##### DATA SUPPLIED #####
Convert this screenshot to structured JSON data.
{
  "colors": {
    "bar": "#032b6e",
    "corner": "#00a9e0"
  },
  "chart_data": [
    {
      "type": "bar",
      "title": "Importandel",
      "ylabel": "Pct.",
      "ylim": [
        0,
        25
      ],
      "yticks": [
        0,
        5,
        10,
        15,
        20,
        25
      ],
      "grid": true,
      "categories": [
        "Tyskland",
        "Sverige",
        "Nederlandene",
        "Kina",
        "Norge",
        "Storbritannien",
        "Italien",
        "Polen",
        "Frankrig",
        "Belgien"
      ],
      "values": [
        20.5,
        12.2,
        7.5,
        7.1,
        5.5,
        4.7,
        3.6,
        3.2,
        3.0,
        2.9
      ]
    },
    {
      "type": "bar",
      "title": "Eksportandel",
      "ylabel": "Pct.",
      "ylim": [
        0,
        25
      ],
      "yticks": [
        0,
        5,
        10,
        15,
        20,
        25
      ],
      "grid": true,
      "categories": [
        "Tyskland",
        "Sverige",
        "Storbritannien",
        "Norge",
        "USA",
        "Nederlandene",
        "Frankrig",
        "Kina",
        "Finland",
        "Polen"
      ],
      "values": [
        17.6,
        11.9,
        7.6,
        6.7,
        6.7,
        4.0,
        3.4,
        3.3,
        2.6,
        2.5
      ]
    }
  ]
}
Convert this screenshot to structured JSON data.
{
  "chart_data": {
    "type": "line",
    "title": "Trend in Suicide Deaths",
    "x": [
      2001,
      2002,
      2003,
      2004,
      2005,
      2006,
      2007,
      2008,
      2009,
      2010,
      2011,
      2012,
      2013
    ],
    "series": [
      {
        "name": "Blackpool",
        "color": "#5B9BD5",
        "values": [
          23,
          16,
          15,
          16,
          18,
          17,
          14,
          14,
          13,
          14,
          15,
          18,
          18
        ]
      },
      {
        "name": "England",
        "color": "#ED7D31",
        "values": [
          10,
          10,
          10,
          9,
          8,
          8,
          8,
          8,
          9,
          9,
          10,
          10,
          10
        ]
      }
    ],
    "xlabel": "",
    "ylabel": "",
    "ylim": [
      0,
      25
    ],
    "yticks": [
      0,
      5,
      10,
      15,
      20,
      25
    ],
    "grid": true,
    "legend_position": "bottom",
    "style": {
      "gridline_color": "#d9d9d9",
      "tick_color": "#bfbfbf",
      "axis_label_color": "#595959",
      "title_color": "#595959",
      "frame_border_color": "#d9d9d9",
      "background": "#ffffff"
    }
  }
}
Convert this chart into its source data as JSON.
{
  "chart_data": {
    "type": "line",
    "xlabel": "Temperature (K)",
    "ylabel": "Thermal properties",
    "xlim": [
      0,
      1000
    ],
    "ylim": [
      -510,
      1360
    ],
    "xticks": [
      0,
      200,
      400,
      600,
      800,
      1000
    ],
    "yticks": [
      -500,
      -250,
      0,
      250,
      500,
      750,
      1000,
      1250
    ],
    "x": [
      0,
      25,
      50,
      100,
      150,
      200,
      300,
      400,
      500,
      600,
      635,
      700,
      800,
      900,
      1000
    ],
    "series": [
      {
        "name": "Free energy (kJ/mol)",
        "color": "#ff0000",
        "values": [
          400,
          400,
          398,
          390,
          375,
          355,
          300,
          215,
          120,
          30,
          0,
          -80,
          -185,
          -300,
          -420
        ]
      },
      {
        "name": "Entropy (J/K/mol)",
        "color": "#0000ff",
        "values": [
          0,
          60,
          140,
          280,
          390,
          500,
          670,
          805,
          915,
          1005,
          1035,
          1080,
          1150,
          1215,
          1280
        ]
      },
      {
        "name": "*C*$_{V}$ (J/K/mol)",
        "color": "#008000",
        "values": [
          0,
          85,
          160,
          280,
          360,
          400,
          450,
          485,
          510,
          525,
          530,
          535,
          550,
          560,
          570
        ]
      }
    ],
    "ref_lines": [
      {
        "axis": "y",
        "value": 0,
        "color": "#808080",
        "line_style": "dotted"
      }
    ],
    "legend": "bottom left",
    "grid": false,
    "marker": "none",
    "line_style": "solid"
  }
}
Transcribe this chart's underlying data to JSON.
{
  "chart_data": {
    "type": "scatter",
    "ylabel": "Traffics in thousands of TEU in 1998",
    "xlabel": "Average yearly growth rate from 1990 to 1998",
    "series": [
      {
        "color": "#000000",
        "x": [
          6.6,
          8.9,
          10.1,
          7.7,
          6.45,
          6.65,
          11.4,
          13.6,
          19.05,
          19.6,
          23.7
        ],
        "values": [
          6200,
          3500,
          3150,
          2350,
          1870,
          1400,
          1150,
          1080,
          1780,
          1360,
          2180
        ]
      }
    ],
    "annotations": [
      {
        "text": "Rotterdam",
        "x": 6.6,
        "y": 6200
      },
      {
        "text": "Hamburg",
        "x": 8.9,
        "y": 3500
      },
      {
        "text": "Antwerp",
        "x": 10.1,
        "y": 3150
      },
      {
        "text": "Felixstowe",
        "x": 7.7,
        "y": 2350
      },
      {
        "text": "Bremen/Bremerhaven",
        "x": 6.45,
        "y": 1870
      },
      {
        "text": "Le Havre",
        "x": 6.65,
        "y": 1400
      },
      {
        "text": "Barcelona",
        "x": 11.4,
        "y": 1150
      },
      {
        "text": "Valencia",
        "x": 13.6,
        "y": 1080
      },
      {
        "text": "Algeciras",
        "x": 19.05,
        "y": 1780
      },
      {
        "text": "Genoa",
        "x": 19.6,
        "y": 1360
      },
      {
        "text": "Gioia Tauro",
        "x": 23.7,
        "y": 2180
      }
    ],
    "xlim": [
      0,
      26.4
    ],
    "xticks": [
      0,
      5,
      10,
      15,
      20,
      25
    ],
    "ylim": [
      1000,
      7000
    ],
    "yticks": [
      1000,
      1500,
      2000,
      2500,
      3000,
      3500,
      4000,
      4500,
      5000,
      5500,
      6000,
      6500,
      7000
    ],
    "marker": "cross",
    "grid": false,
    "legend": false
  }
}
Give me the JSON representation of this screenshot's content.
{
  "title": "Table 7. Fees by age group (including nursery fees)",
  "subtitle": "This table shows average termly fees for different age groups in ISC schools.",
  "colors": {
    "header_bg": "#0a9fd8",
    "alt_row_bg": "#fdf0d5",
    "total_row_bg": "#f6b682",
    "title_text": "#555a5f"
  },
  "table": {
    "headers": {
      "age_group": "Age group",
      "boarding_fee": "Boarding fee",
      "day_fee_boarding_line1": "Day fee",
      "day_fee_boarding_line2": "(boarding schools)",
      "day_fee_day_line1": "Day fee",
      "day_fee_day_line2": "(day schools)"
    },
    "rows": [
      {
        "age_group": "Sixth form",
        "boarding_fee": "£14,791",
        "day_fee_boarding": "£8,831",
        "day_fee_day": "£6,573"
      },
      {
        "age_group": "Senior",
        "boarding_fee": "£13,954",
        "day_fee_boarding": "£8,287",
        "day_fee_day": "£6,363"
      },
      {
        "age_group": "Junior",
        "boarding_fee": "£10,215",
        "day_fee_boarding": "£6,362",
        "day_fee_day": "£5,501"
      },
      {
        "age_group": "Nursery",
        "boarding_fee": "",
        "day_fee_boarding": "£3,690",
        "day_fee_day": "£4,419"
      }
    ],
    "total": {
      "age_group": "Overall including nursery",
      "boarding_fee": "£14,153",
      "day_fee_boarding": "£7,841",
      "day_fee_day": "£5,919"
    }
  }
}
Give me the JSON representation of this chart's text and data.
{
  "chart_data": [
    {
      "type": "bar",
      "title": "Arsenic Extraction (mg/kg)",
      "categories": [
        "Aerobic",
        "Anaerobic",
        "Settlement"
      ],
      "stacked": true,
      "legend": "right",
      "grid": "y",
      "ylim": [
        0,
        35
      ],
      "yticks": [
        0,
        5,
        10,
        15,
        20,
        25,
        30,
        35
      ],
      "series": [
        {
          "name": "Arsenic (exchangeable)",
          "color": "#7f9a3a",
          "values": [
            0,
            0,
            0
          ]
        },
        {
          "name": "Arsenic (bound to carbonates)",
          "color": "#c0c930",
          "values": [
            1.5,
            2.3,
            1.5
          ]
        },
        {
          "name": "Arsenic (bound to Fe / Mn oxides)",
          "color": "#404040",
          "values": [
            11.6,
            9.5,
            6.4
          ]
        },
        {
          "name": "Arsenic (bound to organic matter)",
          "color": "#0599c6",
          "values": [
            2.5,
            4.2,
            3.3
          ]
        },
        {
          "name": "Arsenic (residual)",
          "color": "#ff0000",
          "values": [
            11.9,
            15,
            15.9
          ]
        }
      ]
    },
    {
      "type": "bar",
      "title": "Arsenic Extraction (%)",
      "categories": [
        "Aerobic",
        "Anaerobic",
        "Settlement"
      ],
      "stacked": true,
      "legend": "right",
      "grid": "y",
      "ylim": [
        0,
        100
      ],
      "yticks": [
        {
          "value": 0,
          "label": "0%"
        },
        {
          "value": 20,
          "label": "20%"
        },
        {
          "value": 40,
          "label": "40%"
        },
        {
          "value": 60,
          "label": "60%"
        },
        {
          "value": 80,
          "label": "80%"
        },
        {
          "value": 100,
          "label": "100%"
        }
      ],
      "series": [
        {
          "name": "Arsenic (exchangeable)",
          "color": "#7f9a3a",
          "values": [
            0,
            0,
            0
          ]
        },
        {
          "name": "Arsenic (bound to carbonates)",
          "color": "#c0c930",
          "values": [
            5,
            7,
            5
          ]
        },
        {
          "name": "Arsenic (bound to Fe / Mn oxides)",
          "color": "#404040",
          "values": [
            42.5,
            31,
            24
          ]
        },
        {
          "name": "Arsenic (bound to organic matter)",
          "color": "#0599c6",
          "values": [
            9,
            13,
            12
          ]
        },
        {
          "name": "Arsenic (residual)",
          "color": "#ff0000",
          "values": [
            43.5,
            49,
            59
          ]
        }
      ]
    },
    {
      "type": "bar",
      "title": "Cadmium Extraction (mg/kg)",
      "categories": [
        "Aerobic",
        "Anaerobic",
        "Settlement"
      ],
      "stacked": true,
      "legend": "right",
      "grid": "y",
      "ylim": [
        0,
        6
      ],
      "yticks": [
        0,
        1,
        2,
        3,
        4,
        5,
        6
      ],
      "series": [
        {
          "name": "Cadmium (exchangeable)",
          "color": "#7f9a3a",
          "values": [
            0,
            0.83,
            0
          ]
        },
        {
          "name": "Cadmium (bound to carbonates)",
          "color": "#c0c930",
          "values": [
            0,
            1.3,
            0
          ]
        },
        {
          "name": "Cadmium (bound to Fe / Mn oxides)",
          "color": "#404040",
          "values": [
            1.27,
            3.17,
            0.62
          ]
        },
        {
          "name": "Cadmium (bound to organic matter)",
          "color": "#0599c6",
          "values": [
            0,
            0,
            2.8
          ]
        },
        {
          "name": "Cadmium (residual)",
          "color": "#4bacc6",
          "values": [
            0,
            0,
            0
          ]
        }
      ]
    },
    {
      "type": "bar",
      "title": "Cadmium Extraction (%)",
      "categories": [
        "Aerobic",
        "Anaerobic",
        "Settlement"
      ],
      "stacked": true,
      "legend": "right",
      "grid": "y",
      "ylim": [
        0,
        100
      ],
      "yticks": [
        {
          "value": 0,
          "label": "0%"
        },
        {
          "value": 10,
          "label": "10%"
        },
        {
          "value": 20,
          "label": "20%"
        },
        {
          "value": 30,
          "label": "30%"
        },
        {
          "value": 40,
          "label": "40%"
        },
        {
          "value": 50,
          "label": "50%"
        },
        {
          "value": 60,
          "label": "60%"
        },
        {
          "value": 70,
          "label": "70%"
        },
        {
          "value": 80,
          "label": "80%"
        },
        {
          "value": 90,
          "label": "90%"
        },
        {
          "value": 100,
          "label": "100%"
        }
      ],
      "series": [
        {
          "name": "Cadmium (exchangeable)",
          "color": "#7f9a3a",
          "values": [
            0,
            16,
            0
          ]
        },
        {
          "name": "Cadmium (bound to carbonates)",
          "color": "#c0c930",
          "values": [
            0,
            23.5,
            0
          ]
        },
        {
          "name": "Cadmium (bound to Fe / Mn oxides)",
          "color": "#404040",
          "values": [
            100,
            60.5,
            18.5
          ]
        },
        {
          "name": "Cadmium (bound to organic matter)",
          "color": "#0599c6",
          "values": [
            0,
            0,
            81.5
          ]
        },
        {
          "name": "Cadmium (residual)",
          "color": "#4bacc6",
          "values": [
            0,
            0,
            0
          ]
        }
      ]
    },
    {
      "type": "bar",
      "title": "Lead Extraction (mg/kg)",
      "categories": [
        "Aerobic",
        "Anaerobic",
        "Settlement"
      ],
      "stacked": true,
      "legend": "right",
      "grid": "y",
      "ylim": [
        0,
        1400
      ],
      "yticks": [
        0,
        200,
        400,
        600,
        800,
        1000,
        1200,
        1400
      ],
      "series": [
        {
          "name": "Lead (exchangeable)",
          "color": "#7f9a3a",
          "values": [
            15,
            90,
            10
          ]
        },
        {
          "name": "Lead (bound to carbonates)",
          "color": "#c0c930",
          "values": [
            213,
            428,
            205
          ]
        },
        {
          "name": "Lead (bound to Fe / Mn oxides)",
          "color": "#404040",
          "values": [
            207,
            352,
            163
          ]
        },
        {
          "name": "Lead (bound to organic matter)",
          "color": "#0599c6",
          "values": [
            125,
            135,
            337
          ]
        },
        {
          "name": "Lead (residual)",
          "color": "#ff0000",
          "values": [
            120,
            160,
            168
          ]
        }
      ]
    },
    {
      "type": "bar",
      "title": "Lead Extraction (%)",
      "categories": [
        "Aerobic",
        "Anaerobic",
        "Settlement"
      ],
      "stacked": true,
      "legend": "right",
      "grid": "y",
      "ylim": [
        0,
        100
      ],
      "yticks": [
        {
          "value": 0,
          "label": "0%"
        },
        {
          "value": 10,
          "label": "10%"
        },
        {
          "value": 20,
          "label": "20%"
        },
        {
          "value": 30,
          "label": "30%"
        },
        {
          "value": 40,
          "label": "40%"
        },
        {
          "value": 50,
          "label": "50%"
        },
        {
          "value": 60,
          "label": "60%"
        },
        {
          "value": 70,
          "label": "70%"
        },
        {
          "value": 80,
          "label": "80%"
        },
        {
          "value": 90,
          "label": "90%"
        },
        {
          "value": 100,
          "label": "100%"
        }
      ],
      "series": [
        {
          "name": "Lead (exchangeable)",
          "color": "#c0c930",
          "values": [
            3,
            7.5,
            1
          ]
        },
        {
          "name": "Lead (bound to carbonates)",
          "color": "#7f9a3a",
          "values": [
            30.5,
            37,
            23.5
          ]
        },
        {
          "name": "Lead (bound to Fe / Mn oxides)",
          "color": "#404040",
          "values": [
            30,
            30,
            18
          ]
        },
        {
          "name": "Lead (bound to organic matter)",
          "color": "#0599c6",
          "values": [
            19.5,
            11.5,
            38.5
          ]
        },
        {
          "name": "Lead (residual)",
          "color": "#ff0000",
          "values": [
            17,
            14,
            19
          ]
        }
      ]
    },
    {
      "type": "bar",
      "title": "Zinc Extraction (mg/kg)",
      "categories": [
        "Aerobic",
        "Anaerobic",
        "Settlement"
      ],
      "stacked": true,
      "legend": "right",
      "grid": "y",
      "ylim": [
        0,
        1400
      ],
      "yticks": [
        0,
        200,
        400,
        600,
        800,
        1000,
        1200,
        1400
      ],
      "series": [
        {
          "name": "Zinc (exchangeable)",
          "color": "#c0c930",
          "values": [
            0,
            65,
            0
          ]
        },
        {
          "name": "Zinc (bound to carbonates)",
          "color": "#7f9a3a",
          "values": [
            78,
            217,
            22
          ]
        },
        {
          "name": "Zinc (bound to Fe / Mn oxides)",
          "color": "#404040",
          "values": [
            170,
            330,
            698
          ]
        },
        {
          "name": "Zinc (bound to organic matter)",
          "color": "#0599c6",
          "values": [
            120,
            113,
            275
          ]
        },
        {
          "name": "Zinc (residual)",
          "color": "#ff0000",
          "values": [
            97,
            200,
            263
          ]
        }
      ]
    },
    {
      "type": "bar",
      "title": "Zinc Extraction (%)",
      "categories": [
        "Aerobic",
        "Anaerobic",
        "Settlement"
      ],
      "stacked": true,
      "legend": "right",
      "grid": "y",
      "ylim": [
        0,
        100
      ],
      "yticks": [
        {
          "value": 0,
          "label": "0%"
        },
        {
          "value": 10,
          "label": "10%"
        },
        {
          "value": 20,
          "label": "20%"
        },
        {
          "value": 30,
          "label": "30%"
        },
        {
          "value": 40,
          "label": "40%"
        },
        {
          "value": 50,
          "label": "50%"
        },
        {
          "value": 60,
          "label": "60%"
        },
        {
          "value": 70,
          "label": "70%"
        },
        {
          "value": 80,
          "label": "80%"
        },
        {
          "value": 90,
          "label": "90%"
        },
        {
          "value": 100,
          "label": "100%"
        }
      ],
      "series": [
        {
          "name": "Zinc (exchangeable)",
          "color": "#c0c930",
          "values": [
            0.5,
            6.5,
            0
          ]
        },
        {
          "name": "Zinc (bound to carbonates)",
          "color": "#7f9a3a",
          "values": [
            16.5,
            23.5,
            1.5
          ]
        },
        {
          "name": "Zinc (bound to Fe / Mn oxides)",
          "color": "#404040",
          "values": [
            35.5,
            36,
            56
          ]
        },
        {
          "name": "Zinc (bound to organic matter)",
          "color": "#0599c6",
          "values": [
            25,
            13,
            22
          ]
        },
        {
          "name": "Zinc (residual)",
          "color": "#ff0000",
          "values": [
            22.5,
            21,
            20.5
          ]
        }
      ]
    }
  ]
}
#####
REQUIREMENTS
Search the entries for the word "including" and pick out every line that holds it.

EXERCISE RESPONSE
  "title": "Table 7. Fees by age group (including nursery fees)",
      "age_group": "Overall including nursery",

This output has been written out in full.